**Short exercise A:** Copy word for word the part of the passage on Cairns starting at "He served as" and ending at "in Waterloo, Ontario.".

**Quoted text:**
-=-=-=-=-

He served as an adviser to the government of British Columbia during the constitution patriation negotiations of the 1970s and 1980s.

=== Personal life ===
Cairns married Patricia Grady and had three daughters. From 2000 until his death, he lived with his partner Anne Innis Dagg in Waterloo. Dagg was a zoologist renowned for her work on giraffes, and the daughter of economic historian Harold Innis and historian Mary Quayle. Cairns was a member of the Royal Society of Canada.

=== Death ===
Cairns died 27 August 2018 in Waterloo, Ontario.

== Scholarship and legacy ==
Cairns' scholarship has explored a multitude of issues within Canadian political science, sparking decades of debate and refinement of his ideas. In reference to Cairn's intellectual legacy, Gerald Kernerman and Philip Resnick state: "On a remarkably wide range of topics – from the regional impact of Canada's electoral system, the role of the Judicial Committee of the Privy Council, and the development of Canadian federalism to the ongoing efforts to constitutionally reshape the federation and the effects on minorities of the Charter of Rights and Freedoms – Cairns has initiated and shaped many of our most pivotal debates."

Following the Hawthorn Report, Cairns invented the phrase "Citizens plus" to refer to Indigenous Canadians' role in Canadian federalism, referring to a complex vision of Indigenous integration into the Canadian political structure that accommodates different sets of rights based on relevant historical, socioeconomic, and cultural differences, in opposition to the White Paper's assimilationist stance. His approach to Indigenous federalism has been criticized by authors writing for the Review of Constitutional Studies for misrepresenting Indigenous nationalism, subjugating Indigenous differences under broad constitutional one-ness, and framing Indigenous rights movement as supplicants.

-=-=-=-=-

**Supplied material:**

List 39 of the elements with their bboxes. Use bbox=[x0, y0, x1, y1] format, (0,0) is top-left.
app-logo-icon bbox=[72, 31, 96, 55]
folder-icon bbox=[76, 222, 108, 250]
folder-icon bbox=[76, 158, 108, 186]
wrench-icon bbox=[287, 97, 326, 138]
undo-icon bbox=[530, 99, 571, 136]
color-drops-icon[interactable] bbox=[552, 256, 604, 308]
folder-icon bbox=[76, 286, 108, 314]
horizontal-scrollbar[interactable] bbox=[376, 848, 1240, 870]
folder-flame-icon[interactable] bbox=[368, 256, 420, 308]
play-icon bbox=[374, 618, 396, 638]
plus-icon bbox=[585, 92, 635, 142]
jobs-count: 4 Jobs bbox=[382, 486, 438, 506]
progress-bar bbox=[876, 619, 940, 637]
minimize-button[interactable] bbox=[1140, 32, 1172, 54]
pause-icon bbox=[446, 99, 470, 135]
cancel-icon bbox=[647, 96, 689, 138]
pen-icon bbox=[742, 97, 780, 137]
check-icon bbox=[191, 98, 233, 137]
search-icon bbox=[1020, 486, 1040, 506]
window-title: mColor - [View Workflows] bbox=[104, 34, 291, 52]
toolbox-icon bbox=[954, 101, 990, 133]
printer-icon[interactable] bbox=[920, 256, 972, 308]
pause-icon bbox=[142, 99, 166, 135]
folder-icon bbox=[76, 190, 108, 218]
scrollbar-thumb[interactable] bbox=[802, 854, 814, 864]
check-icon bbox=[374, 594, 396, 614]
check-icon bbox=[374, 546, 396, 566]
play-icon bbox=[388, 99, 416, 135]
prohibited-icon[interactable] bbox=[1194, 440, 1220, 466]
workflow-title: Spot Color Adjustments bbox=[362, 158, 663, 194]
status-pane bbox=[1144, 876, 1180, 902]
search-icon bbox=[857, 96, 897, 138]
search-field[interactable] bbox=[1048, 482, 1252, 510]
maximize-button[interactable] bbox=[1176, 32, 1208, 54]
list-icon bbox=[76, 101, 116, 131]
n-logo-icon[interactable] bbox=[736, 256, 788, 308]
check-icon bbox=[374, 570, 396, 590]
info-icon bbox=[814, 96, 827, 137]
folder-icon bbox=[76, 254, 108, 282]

-=-=-=-=-

**Short exercise B:** Duplicate the rows starting at the first row and ending at the row that contains "undo-icon bbox=[530, 99, 571, 136]", both included.

**Written solution A:**
He served as an adviser to the government of British Columbia during the constitution patriation negotiations of the 1970s and 1980s.

=== Personal life ===
Cairns married Patricia Grady and had three daughters. From 2000 until his death, he lived with his partner Anne Innis Dagg in Waterloo. Dagg was a zoologist renowned for her work on giraffes, and the daughter of economic historian Harold Innis and historian Mary Quayle. Cairns was a member of the Royal Society of Canada.

=== Death ===
Cairns died 27 August 2018 in Waterloo, Ontario.

**Written solution B:**
List 39 of the elements with their bboxes. Use bbox=[x0, y0, x1, y1] format, (0,0) is top-left.
app-logo-icon bbox=[72, 31, 96, 55]
folder-icon bbox=[76, 222, 108, 250]
folder-icon bbox=[76, 158, 108, 186]
wrench-icon bbox=[287, 97, 326, 138]
undo-icon bbox=[530, 99, 571, 136]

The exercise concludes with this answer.